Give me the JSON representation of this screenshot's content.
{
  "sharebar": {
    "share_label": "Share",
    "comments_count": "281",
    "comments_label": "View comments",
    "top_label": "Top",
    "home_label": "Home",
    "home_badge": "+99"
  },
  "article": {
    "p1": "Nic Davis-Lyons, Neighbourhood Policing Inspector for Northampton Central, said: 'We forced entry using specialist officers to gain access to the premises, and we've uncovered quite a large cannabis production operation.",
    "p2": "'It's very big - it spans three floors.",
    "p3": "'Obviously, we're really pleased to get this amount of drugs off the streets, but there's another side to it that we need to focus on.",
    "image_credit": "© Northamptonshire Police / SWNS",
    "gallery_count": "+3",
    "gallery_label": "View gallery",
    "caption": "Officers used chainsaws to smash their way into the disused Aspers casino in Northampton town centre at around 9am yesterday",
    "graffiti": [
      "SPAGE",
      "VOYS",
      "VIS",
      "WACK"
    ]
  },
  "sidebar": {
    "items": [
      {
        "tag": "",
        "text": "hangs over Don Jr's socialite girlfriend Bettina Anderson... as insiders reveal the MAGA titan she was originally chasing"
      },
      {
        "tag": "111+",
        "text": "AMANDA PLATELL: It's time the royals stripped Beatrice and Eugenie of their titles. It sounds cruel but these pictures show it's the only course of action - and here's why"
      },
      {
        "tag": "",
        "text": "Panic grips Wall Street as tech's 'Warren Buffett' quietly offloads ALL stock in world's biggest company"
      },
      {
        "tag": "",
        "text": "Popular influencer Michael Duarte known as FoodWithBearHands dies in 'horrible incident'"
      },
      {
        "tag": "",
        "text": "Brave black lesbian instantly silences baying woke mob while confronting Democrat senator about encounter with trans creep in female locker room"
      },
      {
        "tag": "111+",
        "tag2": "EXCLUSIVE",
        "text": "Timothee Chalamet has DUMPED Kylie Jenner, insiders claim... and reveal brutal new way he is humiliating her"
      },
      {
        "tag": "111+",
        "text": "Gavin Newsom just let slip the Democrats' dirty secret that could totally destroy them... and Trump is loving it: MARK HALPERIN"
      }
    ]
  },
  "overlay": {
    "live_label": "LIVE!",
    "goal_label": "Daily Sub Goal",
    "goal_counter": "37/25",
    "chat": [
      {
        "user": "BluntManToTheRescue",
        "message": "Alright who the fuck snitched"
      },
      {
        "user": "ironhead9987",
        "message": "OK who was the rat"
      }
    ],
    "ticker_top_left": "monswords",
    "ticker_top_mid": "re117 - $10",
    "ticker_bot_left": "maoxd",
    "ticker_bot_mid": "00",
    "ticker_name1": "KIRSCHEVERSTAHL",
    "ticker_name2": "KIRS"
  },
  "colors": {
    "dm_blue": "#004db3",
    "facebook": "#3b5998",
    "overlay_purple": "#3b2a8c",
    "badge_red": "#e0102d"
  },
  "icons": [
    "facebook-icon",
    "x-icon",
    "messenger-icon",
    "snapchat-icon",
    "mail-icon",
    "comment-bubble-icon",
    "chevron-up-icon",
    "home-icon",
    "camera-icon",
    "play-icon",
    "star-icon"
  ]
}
========================================
AIM OF THE TASK
Show all lines in the entries above where the word "that" appears.

COMPLETE OUTPUT
    "p3": "'Obviously, we're really pleased to get this amount of drugs off the streets, but there's another side to it that we need to focus on.",
        "text": "Gavin Newsom just let slip the Democrats' dirty secret that could totally destroy them... and Trump is loving it: MARK HALPERIN"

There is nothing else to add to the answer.